>>>>

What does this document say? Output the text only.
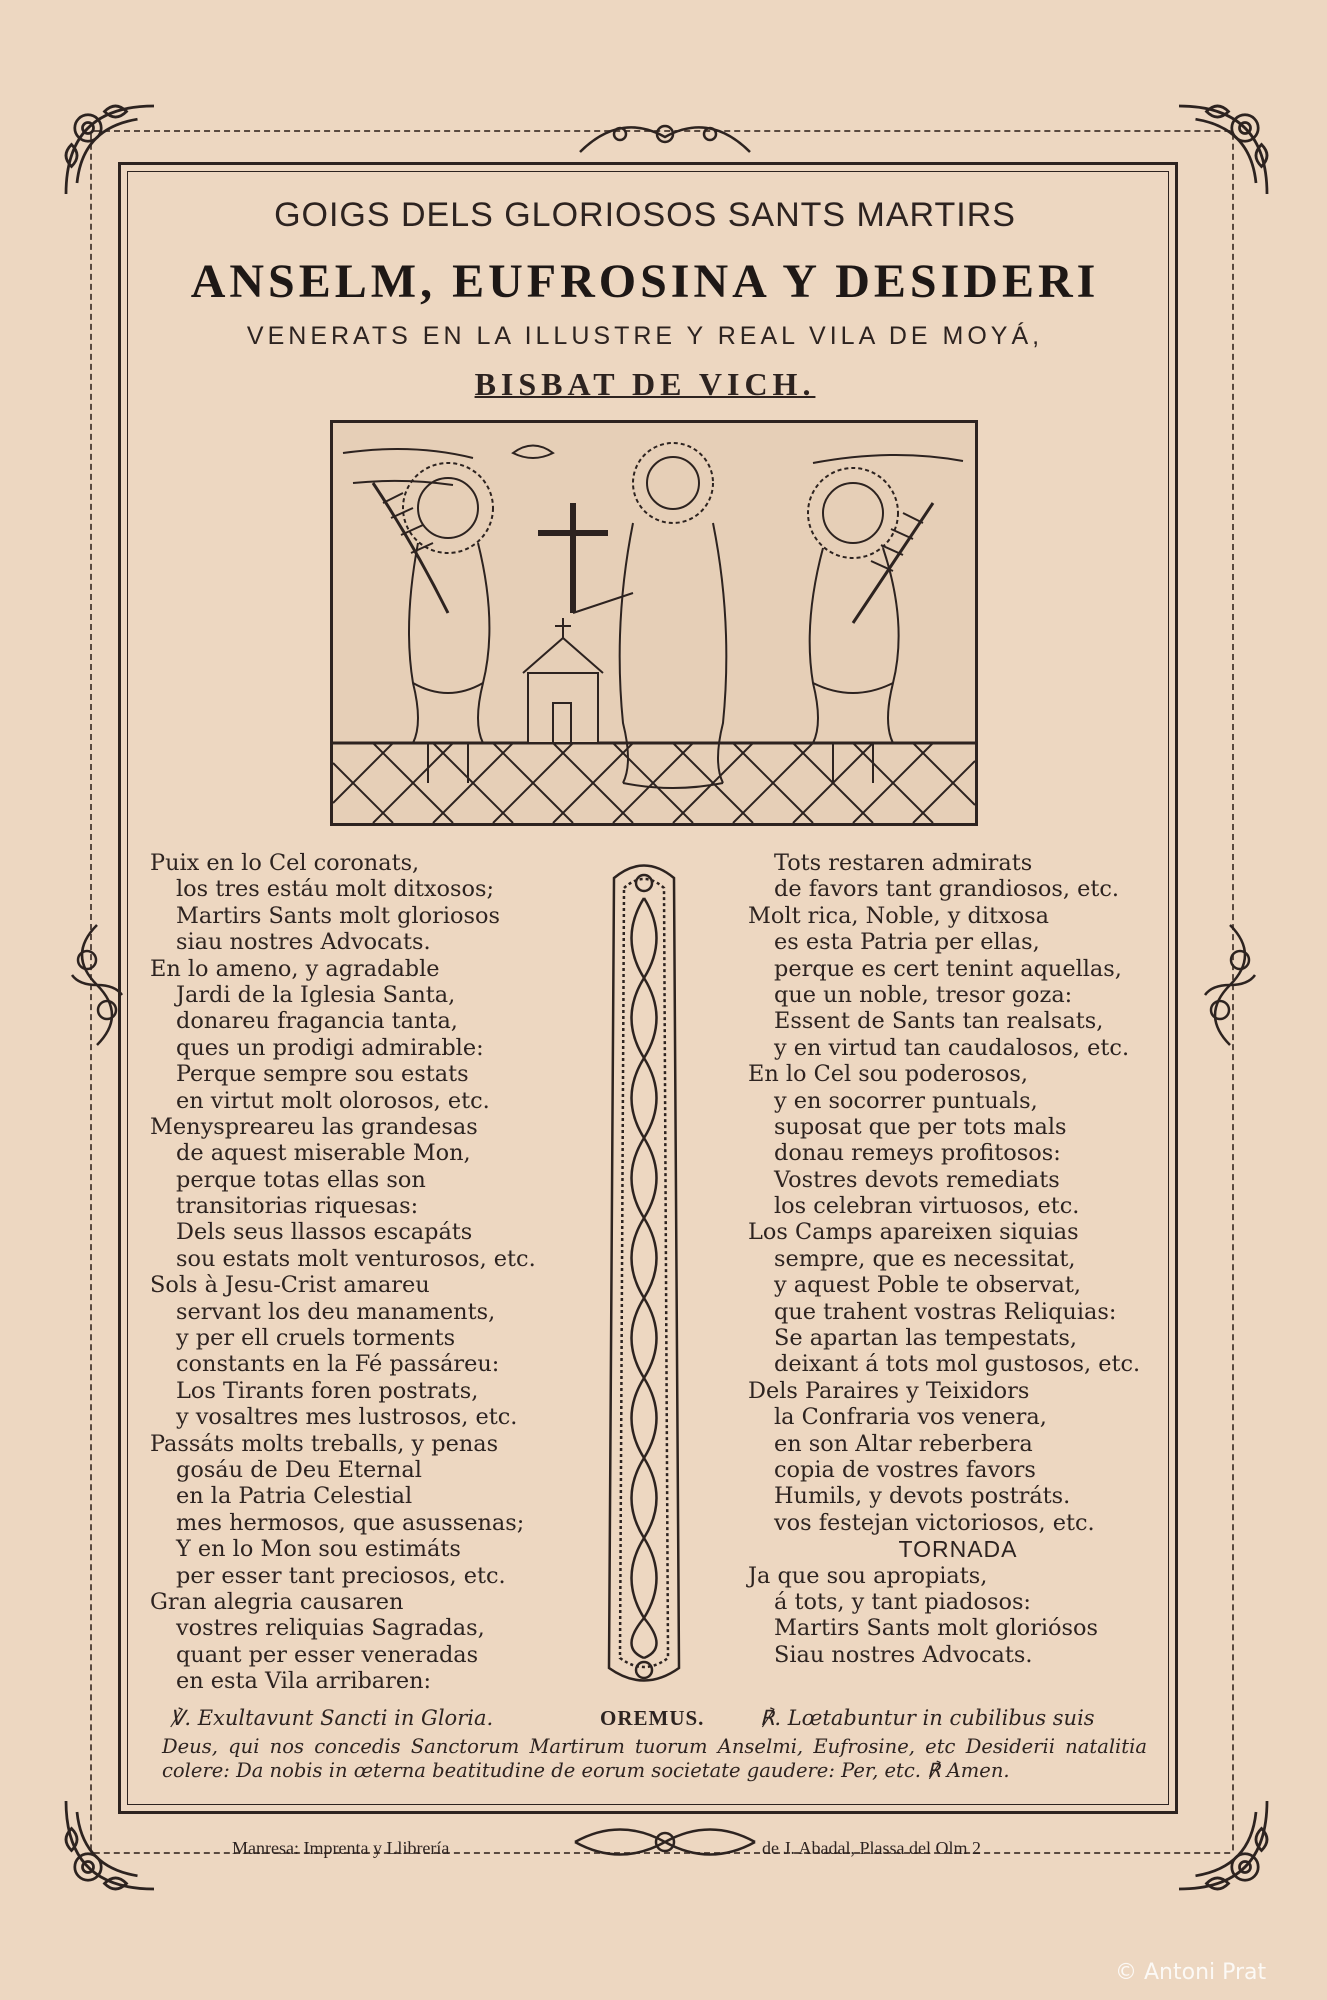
GOIGS DELS GLORIOSOS SANTS MARTIRS
ANSELM, EUFROSINA Y DESIDERI
VENERATS EN LA ILLUSTRE Y REAL VILA DE MOYÁ,
BISBAT DE VICH.
Puix en lo Cel coronats,
los tres estáu molt ditxosos;
Martirs Sants molt gloriosos
siau nostres Advocats.
En lo ameno, y agradable
Jardi de la Iglesia Santa,
donareu fragancia tanta,
ques un prodigi admirable:
Perque sempre sou estats
en virtut molt olorosos, etc.
Menyspreareu las grandesas
de aquest miserable Mon,
perque totas ellas son
transitorias riquesas:
Dels seus llassos escapáts
sou estats molt venturosos, etc.
Sols à Jesu-Crist amareu
servant los deu manaments,
y per ell cruels torments
constants en la Fé passáreu:
Los Tirants foren postrats,
y vosaltres mes lustrosos, etc.
Passáts molts treballs, y penas
gosáu de Deu Eternal
en la Patria Celestial
mes hermosos, que asussenas;
Y en lo Mon sou estimáts
per esser tant preciosos, etc.
Gran alegria causaren
vostres reliquias Sagradas,
quant per esser veneradas
en esta Vila arribaren:
Tots restaren admirats
de favors tant grandiosos, etc.
Molt rica, Noble, y ditxosa
es esta Patria per ellas,
perque es cert tenint aquellas,
que un noble, tresor goza:
Essent de Sants tan realsats,
y en virtud tan caudalosos, etc.
En lo Cel sou poderosos,
y en socorrer puntuals,
suposat que per tots mals
donau remeys profitosos:
Vostres devots remediats
los celebran virtuosos, etc.
Los Camps apareixen siquias
sempre, que es necessitat,
y aquest Poble te observat,
que trahent vostras Reliquias:
Se apartan las tempestats,
deixant á tots mol gustosos, etc.
Dels Paraires y Teixidors
la Confraria vos venera,
en son Altar reberbera
copia de vostres favors
Humils, y devots postráts.
vos festejan victoriosos, etc.
TORNADA
Ja que sou apropiats,
á tots, y tant piadosos:
Martirs Sants molt gloriósos
Siau nostres Advocats.
℣. Exultavunt Sancti in Gloria.	OREMUS.	℟. Lœtabuntur in cubilibus suis
Deus, qui nos concedis Sanctorum Martirum tuorum Anselmi, Eufrosine, etc Desiderii natalitia colere: Da nobis in œterna beatitudine de eorum societate gaudere: Per, etc. ℟ Amen.
Manresa: Imprenta y Llibrería	de J. Abadal, Plassa del Olm 2
© Antoni Prat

<<<<

What is being asked. Except for the pictures, give all the material above again verbatim.

Solution for this problem.
What does this document say? Output the text only.
GOIGS DELS GLORIOSOS SANTS MARTIRS
ANSELM, EUFROSINA Y DESIDERI
VENERATS EN LA ILLUSTRE Y REAL VILA DE MOYÁ,
BISBAT DE VICH.
Puix en lo Cel coronats,
los tres estáu molt ditxosos;
Martirs Sants molt gloriosos
siau nostres Advocats.
En lo ameno, y agradable
Jardi de la Iglesia Santa,
donareu fragancia tanta,
ques un prodigi admirable:
Perque sempre sou estats
en virtut molt olorosos, etc.
Menyspreareu las grandesas
de aquest miserable Mon,
perque totas ellas son
transitorias riquesas:
Dels seus llassos escapáts
sou estats molt venturosos, etc.
Sols à Jesu-Crist amareu
servant los deu manaments,
y per ell cruels torments
constants en la Fé passáreu:
Los Tirants foren postrats,
y vosaltres mes lustrosos, etc.
Passáts molts treballs, y penas
gosáu de Deu Eternal
en la Patria Celestial
mes hermosos, que asussenas;
Y en lo Mon sou estimáts
per esser tant preciosos, etc.
Gran alegria causaren
vostres reliquias Sagradas,
quant per esser veneradas
en esta Vila arribaren:
Tots restaren admirats
de favors tant grandiosos, etc.
Molt rica, Noble, y ditxosa
es esta Patria per ellas,
perque es cert tenint aquellas,
que un noble, tresor goza:
Essent de Sants tan realsats,
y en virtud tan caudalosos, etc.
En lo Cel sou poderosos,
y en socorrer puntuals,
suposat que per tots mals
donau remeys profitosos:
Vostres devots remediats
los celebran virtuosos, etc.
Los Camps apareixen siquias
sempre, que es necessitat,
y aquest Poble te observat,
que trahent vostras Reliquias:
Se apartan las tempestats,
deixant á tots mol gustosos, etc.
Dels Paraires y Teixidors
la Confraria vos venera,
en son Altar reberbera
copia de vostres favors
Humils, y devots postráts.
vos festejan victoriosos, etc.
TORNADA
Ja que sou apropiats,
á tots, y tant piadosos:
Martirs Sants molt gloriósos
Siau nostres Advocats.
℣. Exultavunt Sancti in Gloria.	OREMUS.	℟. Lœtabuntur in cubilibus suis
Deus, qui nos concedis Sanctorum Martirum tuorum Anselmi, Eufrosine, etc Desiderii natalitia colere: Da nobis in œterna beatitudine de eorum societate gaudere: Per, etc. ℟ Amen.
Manresa: Imprenta y Llibrería	de J. Abadal, Plassa del Olm 2
© Antoni Prat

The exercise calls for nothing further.